• INPUT FOR THIS TASK:
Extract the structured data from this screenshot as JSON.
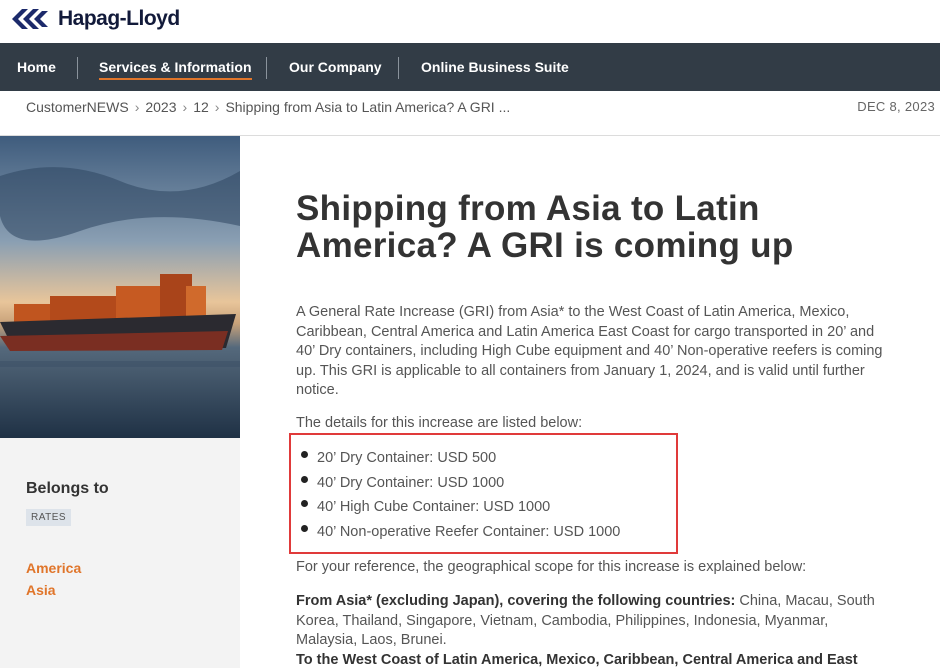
{
  "brand": {
    "name": "Hapag-Lloyd",
    "logo_color": "#1c2a6b"
  },
  "nav": {
    "items": [
      {
        "label": "Home"
      },
      {
        "label": "Services & Information",
        "active": true
      },
      {
        "label": "Our Company"
      },
      {
        "label": "Online Business Suite"
      }
    ],
    "active_underline_color": "#e0752a"
  },
  "breadcrumb": {
    "items": [
      "CustomerNEWS",
      "2023",
      "12",
      "Shipping from Asia to Latin America? A GRI ..."
    ],
    "date": "DEC 8, 2023"
  },
  "sidebar": {
    "belongs_label": "Belongs to",
    "tag": "RATES",
    "regions": [
      "America",
      "Asia"
    ]
  },
  "article": {
    "title": "Shipping from Asia to Latin America? A GRI is coming up",
    "intro": "A General Rate Increase (GRI) from Asia* to the West Coast of Latin America, Mexico, Caribbean, Central America and Latin America East Coast for cargo transported in 20’ and 40’ Dry containers, including High Cube equipment and 40’ Non-operative reefers is coming up. This GRI is applicable to all containers from January 1, 2024, and is valid until further notice.",
    "details_intro": "The details for this increase are listed below:",
    "increases": [
      "20’ Dry Container: USD 500",
      "40’ Dry Container: USD 1000",
      "40’ High Cube Container: USD 1000",
      "40’ Non-operative Reefer Container: USD 1000"
    ],
    "scope_intro": "For your reference, the geographical scope for this increase is explained below:",
    "from_label": "From Asia* (excluding Japan), covering the following countries:",
    "from_countries": " China, Macau, South Korea, Thailand, Singapore, Vietnam, Cambodia, Philippines, Indonesia, Myanmar, Malaysia, Laos, Brunei.",
    "to_label": "To the West Coast of Latin America, Mexico, Caribbean, Central America and East"
  }
}
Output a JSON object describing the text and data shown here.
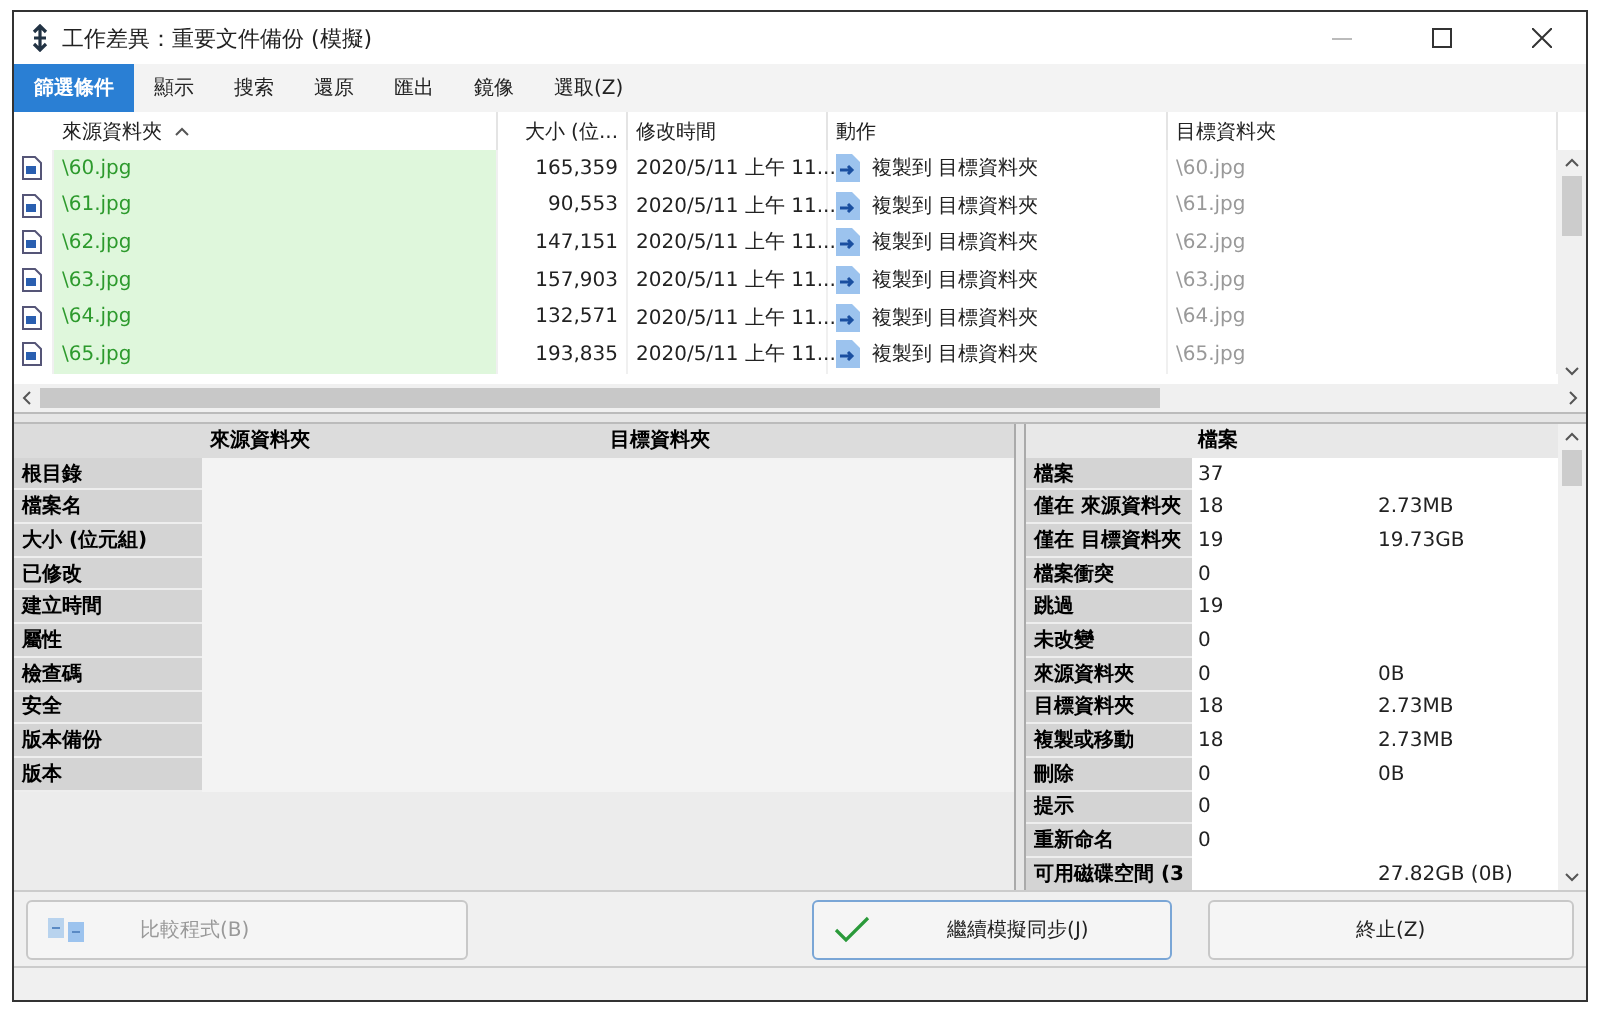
{
  "window": {
    "title": "工作差異：重要文件備份 (模擬)"
  },
  "menu": [
    {
      "label": "篩選條件",
      "selected": true
    },
    {
      "label": "顯示",
      "selected": false
    },
    {
      "label": "搜索",
      "selected": false
    },
    {
      "label": "還原",
      "selected": false
    },
    {
      "label": "匯出",
      "selected": false
    },
    {
      "label": "鏡像",
      "selected": false
    },
    {
      "label": "選取(Z)",
      "selected": false
    }
  ],
  "file_list": {
    "columns": [
      "來源資料夾",
      "大小 (位...",
      "修改時間",
      "動作",
      "目標資料夾"
    ],
    "rows": [
      {
        "source": "\\60.jpg",
        "size": "165,359",
        "modified": "2020/5/11 上午 11...",
        "action": "複製到 目標資料夾",
        "target": "\\60.jpg"
      },
      {
        "source": "\\61.jpg",
        "size": "90,553",
        "modified": "2020/5/11 上午 11...",
        "action": "複製到 目標資料夾",
        "target": "\\61.jpg"
      },
      {
        "source": "\\62.jpg",
        "size": "147,151",
        "modified": "2020/5/11 上午 11...",
        "action": "複製到 目標資料夾",
        "target": "\\62.jpg"
      },
      {
        "source": "\\63.jpg",
        "size": "157,903",
        "modified": "2020/5/11 上午 11...",
        "action": "複製到 目標資料夾",
        "target": "\\63.jpg"
      },
      {
        "source": "\\64.jpg",
        "size": "132,571",
        "modified": "2020/5/11 上午 11...",
        "action": "複製到 目標資料夾",
        "target": "\\64.jpg"
      },
      {
        "source": "\\65.jpg",
        "size": "193,835",
        "modified": "2020/5/11 上午 11...",
        "action": "複製到 目標資料夾",
        "target": "\\65.jpg"
      }
    ]
  },
  "details": {
    "columns": [
      "來源資料夾",
      "目標資料夾"
    ],
    "rows": [
      "根目錄",
      "檔案名",
      "大小 (位元組)",
      "已修改",
      "建立時間",
      "屬性",
      "檢查碼",
      "安全",
      "版本備份",
      "版本"
    ]
  },
  "stats": {
    "header": "檔案",
    "rows": [
      {
        "label": "檔案",
        "count": "37"
      },
      {
        "label": "僅在 來源資料夾",
        "count": "18",
        "size": "2.73MB"
      },
      {
        "label": "僅在 目標資料夾",
        "count": "19",
        "size": "19.73GB"
      },
      {
        "label": "檔案衝突",
        "count": "0"
      },
      {
        "label": "跳過",
        "count": "19"
      },
      {
        "label": "未改變",
        "count": "0"
      },
      {
        "label": "來源資料夾",
        "count": "0",
        "size": "0B"
      },
      {
        "label": "目標資料夾",
        "count": "18",
        "size": "2.73MB"
      },
      {
        "label": "複製或移動",
        "count": "18",
        "size": "2.73MB"
      },
      {
        "label": "刪除",
        "count": "0",
        "size": "0B"
      },
      {
        "label": "提示",
        "count": "0"
      },
      {
        "label": "重新命名",
        "count": "0"
      },
      {
        "label": "可用磁碟空間 (3",
        "size": "27.82GB (0B)"
      }
    ]
  },
  "buttons": [
    {
      "label": "比較程式(B)",
      "kind": "compare",
      "disabled": true
    },
    {
      "label": "繼續模擬同步(J)",
      "kind": "continue",
      "disabled": false
    },
    {
      "label": "終止(Z)",
      "kind": "stop",
      "disabled": false
    }
  ]
}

• WRITTEN TASK:
Gather each line in these records that contains the string "coming".

• ANSWER TO THE EXERCISE:
    "title": "Shipping from Asia to Latin America? A GRI is coming up",
    "intro": "A General Rate Increase (GRI) from Asia* to the West Coast of Latin America, Mexico, Caribbean, Central America and Latin America East Coast for cargo transported in 20’ and 40’ Dry containers, including High Cube equipment and 40’ Non-operative reefers is coming up. This GRI is applicable to all containers from January 1, 2024, and is valid until further notice.",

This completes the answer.